Data extracted from a collection
+++++

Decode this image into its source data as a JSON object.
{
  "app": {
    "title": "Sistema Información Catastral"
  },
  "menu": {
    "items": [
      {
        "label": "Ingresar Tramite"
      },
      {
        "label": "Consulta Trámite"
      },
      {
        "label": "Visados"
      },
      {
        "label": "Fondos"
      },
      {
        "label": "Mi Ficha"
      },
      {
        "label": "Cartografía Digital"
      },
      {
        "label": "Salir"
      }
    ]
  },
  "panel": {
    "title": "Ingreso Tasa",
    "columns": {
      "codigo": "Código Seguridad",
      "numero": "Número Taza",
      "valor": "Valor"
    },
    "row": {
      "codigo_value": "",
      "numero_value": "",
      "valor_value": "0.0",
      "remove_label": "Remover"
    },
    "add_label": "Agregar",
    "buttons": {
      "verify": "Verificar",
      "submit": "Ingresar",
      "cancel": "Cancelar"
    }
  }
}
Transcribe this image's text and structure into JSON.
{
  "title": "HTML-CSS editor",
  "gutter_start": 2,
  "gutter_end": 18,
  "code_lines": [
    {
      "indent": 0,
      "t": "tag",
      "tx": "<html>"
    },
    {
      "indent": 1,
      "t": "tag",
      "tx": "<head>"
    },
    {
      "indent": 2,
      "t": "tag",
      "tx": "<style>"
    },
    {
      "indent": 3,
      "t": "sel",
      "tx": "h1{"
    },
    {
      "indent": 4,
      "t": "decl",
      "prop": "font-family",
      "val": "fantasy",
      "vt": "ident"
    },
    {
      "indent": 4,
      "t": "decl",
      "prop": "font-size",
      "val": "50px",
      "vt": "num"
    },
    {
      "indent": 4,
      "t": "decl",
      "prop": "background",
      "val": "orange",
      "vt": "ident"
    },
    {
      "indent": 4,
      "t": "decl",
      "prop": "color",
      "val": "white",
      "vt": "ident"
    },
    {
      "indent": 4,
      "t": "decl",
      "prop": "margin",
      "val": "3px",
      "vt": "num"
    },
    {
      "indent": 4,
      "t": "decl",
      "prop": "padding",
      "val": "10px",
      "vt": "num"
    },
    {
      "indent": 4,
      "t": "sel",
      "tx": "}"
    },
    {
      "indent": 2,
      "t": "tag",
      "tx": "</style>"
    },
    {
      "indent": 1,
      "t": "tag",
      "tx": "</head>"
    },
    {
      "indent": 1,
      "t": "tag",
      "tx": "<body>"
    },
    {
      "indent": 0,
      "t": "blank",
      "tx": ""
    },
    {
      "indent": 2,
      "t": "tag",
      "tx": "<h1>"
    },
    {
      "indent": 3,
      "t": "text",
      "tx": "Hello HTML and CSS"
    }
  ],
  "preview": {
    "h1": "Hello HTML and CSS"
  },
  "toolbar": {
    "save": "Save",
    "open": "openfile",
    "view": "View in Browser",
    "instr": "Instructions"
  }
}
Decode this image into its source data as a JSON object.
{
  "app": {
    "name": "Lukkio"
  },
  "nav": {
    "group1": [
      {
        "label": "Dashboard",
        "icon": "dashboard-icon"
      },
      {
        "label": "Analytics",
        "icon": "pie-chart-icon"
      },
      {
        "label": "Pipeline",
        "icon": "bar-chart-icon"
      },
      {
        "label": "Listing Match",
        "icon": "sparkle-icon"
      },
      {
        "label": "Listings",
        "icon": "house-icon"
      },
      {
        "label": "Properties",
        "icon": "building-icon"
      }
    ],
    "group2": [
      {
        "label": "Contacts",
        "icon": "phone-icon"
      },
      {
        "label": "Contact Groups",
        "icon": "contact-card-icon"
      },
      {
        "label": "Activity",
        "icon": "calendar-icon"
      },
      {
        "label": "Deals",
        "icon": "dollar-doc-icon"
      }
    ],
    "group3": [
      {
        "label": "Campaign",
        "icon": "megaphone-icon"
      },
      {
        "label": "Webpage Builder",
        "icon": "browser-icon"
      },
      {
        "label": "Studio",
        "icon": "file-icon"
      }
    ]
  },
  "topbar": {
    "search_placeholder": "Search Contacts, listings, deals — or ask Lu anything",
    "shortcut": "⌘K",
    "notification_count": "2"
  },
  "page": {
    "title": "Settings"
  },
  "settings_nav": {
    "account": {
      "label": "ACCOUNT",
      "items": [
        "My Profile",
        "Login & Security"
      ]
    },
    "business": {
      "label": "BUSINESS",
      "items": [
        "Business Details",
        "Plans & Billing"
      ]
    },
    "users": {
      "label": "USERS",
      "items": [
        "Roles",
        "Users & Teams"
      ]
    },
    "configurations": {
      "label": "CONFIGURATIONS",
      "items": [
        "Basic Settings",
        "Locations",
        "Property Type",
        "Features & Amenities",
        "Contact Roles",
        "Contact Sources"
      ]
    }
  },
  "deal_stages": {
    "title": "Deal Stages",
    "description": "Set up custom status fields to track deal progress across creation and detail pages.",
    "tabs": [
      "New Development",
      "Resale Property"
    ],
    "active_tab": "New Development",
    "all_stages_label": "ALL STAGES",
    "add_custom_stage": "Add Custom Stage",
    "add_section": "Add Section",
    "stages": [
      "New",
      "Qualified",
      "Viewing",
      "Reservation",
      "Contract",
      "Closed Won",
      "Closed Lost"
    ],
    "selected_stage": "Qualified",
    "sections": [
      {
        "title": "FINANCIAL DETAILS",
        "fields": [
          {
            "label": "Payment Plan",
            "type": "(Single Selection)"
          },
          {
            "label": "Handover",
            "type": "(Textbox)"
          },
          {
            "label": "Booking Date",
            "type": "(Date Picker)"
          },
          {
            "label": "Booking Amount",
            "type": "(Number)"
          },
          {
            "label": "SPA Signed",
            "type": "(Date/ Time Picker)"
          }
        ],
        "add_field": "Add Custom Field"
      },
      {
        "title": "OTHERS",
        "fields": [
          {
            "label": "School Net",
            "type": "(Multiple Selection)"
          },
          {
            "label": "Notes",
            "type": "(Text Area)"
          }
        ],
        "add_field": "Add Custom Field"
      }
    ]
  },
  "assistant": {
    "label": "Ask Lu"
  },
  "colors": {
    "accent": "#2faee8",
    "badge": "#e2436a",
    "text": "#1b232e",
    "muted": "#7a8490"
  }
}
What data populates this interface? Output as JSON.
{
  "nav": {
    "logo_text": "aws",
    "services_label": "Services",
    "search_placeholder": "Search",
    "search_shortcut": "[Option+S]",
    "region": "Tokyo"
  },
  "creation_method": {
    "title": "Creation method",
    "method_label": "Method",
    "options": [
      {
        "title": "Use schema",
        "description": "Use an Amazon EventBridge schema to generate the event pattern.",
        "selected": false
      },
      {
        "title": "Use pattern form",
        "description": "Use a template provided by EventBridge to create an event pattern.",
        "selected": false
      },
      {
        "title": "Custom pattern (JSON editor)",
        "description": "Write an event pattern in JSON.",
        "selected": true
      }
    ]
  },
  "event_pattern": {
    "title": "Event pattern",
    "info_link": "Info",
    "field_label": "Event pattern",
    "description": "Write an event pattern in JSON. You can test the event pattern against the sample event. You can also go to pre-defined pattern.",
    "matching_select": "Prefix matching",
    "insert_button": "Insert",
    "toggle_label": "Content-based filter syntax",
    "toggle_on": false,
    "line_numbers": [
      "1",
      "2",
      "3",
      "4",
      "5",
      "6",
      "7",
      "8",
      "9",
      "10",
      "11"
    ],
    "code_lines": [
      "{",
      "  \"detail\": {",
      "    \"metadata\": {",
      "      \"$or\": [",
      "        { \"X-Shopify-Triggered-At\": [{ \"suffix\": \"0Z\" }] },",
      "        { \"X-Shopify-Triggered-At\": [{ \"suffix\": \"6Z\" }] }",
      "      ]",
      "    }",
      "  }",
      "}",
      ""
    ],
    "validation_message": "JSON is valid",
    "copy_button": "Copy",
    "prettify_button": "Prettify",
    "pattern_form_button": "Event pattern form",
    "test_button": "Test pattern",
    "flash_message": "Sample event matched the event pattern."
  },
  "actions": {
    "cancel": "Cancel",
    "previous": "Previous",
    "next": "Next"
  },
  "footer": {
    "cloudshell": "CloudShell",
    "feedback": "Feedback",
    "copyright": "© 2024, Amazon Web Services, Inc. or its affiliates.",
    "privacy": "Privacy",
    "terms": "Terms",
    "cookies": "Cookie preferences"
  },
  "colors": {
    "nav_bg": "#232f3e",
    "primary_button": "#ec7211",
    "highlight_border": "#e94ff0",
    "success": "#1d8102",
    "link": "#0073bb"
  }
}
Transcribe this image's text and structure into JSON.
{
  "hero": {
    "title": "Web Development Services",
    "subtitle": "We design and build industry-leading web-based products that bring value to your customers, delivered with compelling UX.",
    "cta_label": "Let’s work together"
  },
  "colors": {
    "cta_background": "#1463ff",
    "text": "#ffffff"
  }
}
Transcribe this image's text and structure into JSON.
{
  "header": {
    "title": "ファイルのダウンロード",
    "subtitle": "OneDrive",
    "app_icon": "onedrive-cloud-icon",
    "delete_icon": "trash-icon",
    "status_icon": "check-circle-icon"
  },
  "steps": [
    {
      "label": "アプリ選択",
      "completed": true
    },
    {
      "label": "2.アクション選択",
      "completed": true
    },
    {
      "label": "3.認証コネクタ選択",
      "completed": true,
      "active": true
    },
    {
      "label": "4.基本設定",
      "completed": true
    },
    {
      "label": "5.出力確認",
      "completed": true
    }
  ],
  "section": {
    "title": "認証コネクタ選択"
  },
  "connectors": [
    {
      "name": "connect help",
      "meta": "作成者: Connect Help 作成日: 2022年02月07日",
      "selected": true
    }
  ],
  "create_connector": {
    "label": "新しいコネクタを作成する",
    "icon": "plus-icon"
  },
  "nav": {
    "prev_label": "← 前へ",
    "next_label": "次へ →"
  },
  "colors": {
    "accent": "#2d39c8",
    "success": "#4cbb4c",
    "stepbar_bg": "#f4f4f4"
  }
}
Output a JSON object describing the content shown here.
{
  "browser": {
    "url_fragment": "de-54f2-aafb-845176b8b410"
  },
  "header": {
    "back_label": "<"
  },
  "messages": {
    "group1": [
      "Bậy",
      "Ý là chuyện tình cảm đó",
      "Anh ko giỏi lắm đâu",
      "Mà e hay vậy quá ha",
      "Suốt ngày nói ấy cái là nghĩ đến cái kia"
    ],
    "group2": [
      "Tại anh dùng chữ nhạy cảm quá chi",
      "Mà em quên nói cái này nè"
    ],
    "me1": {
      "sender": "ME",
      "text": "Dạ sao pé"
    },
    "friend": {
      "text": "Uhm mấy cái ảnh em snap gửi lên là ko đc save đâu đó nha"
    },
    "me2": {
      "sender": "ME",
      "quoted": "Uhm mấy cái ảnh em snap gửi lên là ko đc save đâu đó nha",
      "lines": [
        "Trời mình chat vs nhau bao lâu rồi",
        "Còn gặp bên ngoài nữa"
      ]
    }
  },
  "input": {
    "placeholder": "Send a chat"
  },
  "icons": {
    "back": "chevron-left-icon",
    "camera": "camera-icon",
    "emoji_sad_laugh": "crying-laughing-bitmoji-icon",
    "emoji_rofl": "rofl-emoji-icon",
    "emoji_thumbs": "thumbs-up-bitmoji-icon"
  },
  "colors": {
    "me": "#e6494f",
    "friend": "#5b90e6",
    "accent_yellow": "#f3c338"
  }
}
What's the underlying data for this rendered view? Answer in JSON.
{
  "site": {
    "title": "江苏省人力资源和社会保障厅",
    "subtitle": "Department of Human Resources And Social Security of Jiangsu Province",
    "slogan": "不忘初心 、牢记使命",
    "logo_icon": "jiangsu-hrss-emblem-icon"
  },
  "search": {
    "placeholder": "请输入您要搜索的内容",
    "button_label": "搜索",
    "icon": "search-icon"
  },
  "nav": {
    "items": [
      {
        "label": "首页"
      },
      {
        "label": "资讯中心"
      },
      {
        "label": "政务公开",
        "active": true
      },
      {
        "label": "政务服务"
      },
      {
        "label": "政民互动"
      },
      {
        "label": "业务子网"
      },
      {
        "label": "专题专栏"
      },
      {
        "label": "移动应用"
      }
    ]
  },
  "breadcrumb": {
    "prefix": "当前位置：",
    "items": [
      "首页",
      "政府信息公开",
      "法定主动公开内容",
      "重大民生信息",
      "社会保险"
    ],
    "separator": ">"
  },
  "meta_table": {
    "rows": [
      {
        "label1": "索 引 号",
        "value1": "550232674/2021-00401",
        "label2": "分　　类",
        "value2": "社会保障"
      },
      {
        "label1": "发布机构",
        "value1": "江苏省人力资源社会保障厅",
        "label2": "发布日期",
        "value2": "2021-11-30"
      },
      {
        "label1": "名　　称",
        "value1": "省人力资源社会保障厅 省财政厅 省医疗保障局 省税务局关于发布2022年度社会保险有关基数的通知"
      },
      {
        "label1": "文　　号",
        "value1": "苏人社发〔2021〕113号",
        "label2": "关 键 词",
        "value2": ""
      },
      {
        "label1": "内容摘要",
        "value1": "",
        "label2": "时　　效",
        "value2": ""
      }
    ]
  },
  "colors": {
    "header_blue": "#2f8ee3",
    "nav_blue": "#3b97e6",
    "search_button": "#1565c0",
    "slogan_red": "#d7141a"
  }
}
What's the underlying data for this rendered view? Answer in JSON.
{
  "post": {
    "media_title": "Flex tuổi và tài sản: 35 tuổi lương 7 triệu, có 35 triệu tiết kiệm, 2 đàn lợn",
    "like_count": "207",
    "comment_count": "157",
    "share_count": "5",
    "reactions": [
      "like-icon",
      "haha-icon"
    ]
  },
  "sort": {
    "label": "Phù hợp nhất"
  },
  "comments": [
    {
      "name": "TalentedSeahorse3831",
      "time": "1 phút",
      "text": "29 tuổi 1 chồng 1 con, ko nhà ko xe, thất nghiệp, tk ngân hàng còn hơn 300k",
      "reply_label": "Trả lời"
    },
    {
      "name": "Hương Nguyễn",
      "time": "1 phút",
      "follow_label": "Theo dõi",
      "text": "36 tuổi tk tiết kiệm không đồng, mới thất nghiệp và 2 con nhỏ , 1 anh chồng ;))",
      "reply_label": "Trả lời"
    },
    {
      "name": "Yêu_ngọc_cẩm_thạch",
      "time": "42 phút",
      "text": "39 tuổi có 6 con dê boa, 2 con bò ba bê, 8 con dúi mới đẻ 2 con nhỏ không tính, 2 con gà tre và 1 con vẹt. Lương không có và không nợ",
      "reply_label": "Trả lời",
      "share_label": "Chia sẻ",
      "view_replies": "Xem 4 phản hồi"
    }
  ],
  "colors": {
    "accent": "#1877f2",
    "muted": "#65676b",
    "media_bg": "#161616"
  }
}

+++++

What you should do
Scan the listing above and identify each line holding the string "tuổi"; copy every such line.

Response for this exercise
    "media_title": "Flex tuổi và tài sản: 35 tuổi lương 7 triệu, có 35 triệu tiết kiệm, 2 đàn lợn",
      "text": "29 tuổi 1 chồng 1 con, ko nhà ko xe, thất nghiệp, tk ngân hàng còn hơn 300k",
      "text": "36 tuổi tk tiết kiệm không đồng, mới thất nghiệp và 2 con nhỏ , 1 anh chồng ;))",
      "text": "39 tuổi có 6 con dê boa, 2 con bò ba bê, 8 con dúi mới đẻ 2 con nhỏ không tính, 2 con gà tre và 1 con vẹt. Lương không có và không nợ",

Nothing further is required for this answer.